** Problem to solve **
Wherever the string "name" appears in a line, extract that line.

[Begin Records provided]

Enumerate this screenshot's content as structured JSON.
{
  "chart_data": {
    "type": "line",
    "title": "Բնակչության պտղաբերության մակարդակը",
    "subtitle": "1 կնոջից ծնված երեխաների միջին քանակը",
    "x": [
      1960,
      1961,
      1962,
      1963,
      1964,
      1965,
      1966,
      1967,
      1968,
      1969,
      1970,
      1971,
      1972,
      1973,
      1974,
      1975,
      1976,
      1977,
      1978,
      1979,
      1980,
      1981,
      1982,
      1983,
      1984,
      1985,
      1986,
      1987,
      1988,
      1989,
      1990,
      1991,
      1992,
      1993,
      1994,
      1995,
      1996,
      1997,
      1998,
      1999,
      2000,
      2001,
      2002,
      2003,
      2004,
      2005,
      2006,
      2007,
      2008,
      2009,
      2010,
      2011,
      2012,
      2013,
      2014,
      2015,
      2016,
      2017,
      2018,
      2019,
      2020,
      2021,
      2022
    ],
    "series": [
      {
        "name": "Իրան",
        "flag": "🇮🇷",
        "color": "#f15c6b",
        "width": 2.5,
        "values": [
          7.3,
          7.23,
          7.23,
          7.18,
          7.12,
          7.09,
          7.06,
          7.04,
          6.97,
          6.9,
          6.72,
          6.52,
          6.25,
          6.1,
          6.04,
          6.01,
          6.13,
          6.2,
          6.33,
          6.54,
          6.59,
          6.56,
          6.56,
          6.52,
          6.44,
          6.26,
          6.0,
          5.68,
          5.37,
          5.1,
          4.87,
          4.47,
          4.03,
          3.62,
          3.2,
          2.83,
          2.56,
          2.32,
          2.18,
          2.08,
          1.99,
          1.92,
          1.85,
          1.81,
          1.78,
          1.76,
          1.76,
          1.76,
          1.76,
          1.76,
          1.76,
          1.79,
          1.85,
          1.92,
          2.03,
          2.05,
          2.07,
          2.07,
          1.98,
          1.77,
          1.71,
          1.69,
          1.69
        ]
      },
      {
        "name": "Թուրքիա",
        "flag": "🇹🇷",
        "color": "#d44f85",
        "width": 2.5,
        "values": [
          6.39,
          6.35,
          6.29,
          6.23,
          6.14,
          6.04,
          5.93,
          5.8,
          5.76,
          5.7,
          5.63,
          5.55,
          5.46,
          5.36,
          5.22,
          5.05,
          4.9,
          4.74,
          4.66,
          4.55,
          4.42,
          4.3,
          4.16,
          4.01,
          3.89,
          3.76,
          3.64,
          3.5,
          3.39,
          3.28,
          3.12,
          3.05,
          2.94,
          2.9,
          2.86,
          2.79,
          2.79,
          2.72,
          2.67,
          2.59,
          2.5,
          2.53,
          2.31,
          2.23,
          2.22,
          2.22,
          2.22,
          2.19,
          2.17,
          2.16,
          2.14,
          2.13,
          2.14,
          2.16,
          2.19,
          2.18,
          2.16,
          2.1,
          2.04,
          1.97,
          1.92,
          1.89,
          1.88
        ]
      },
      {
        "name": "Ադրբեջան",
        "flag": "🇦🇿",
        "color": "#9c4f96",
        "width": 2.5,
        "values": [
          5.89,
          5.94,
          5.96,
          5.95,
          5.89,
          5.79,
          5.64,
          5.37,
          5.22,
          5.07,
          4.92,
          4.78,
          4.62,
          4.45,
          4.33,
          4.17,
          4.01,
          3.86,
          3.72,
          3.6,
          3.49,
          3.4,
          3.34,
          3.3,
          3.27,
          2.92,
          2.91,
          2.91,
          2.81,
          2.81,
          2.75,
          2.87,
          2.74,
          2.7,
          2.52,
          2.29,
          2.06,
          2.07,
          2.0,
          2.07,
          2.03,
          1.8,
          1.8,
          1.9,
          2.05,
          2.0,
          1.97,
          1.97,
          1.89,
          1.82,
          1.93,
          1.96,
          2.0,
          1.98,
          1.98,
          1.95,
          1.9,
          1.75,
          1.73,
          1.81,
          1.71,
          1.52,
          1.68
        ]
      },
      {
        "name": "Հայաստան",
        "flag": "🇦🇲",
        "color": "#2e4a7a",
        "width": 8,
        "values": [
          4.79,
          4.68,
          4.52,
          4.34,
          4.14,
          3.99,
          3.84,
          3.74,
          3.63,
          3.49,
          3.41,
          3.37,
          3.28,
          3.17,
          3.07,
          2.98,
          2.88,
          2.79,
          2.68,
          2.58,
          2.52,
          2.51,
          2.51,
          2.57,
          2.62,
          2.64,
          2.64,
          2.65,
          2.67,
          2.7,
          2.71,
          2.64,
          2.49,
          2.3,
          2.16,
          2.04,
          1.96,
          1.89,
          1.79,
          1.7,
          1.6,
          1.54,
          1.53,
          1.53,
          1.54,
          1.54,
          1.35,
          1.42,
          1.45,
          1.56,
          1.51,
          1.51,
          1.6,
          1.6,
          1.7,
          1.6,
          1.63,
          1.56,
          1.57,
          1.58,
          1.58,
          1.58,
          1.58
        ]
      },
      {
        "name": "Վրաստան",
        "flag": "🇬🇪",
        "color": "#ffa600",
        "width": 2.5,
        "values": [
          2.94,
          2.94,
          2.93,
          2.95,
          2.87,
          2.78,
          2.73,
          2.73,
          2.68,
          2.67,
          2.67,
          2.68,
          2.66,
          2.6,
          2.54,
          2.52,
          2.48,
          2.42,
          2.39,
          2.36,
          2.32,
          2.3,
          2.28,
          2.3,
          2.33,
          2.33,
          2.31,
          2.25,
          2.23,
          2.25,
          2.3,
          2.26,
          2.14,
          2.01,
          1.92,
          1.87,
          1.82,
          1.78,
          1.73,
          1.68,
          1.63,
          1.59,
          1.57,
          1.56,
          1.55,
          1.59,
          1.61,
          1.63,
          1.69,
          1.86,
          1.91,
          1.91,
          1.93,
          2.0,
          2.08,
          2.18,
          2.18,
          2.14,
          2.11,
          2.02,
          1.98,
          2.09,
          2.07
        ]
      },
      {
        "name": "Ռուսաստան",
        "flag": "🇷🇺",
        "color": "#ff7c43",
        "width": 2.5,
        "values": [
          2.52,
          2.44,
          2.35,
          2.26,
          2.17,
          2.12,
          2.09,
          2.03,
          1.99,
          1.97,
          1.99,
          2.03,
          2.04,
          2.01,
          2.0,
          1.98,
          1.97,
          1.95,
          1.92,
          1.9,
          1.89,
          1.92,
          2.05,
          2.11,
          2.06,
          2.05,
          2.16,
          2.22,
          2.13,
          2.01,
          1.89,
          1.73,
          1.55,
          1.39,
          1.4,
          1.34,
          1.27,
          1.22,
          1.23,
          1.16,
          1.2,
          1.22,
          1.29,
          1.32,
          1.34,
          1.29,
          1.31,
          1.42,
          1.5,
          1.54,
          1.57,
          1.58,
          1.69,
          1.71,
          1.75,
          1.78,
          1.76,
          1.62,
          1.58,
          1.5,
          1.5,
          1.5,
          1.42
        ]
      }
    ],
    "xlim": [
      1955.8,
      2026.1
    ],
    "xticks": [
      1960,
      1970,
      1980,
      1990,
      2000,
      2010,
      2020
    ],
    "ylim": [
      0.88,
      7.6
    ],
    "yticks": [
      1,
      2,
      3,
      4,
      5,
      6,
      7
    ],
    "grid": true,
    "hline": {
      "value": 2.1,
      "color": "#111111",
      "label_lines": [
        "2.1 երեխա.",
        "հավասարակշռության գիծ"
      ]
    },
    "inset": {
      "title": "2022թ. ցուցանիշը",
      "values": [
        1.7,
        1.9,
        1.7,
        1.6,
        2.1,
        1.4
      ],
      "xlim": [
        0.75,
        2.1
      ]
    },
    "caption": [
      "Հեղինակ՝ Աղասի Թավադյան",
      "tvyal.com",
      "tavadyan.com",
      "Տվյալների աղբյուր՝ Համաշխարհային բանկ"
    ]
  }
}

[End Records provided]
[Begin Records provided]

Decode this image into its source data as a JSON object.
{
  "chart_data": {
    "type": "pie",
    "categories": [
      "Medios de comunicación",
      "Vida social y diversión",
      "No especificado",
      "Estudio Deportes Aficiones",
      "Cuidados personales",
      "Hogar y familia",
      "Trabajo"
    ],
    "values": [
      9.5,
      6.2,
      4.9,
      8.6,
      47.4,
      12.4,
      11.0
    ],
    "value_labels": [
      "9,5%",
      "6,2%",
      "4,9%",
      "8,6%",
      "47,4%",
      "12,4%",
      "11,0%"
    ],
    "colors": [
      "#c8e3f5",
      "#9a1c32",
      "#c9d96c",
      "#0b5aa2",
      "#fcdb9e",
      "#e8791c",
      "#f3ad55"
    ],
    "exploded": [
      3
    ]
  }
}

[End Records provided]

** Full response **
        "name": "Իրան",
        "name": "Թուրքիա",
        "name": "Ադրբեջան",
        "name": "Հայաստան",
        "name": "Վրաստան",
        "name": "Ռուսաստան",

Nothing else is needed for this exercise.